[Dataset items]
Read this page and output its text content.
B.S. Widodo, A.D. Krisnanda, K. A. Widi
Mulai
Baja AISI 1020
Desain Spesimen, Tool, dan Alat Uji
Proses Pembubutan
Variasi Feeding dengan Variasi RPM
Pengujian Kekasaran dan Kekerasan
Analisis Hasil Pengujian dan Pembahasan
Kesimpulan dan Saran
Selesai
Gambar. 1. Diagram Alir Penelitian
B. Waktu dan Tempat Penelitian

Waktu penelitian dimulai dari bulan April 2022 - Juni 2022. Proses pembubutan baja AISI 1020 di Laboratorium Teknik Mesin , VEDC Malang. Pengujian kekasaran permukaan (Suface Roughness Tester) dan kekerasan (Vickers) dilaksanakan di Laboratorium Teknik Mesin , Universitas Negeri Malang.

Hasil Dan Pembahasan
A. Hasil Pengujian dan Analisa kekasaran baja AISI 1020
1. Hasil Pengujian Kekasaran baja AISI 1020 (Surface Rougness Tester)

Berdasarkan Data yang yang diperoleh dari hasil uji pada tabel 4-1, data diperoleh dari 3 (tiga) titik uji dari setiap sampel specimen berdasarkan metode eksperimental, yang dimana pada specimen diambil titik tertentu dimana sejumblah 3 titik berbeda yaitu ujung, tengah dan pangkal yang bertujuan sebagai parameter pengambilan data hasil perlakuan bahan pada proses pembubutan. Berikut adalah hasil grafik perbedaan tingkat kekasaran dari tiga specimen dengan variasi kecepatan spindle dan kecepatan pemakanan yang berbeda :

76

> **What is expected**:
Print the material above once more, exactly.

> **Solution to the exercise**:
Read this page and output its text content.
B.S. Widodo, A.D. Krisnanda, K. A. Widi
Mulai
Baja AISI 1020
Desain Spesimen, Tool, dan Alat Uji
Proses Pembubutan
Variasi Feeding dengan Variasi RPM
Pengujian Kekasaran dan Kekerasan
Analisis Hasil Pengujian dan Pembahasan
Kesimpulan dan Saran
Selesai
Gambar. 1. Diagram Alir Penelitian
B. Waktu dan Tempat Penelitian

Waktu penelitian dimulai dari bulan April 2022 - Juni 2022. Proses pembubutan baja AISI 1020 di Laboratorium Teknik Mesin , VEDC Malang. Pengujian kekasaran permukaan (Suface Roughness Tester) dan kekerasan (Vickers) dilaksanakan di Laboratorium Teknik Mesin , Universitas Negeri Malang.

Hasil Dan Pembahasan
A. Hasil Pengujian dan Analisa kekasaran baja AISI 1020
1. Hasil Pengujian Kekasaran baja AISI 1020 (Surface Rougness Tester)

Berdasarkan Data yang yang diperoleh dari hasil uji pada tabel 4-1, data diperoleh dari 3 (tiga) titik uji dari setiap sampel specimen berdasarkan metode eksperimental, yang dimana pada specimen diambil titik tertentu dimana sejumblah 3 titik berbeda yaitu ujung, tengah dan pangkal yang bertujuan sebagai parameter pengambilan data hasil perlakuan bahan pada proses pembubutan. Berikut adalah hasil grafik perbedaan tingkat kekasaran dari tiga specimen dengan variasi kecepatan spindle dan kecepatan pemakanan yang berbeda :

76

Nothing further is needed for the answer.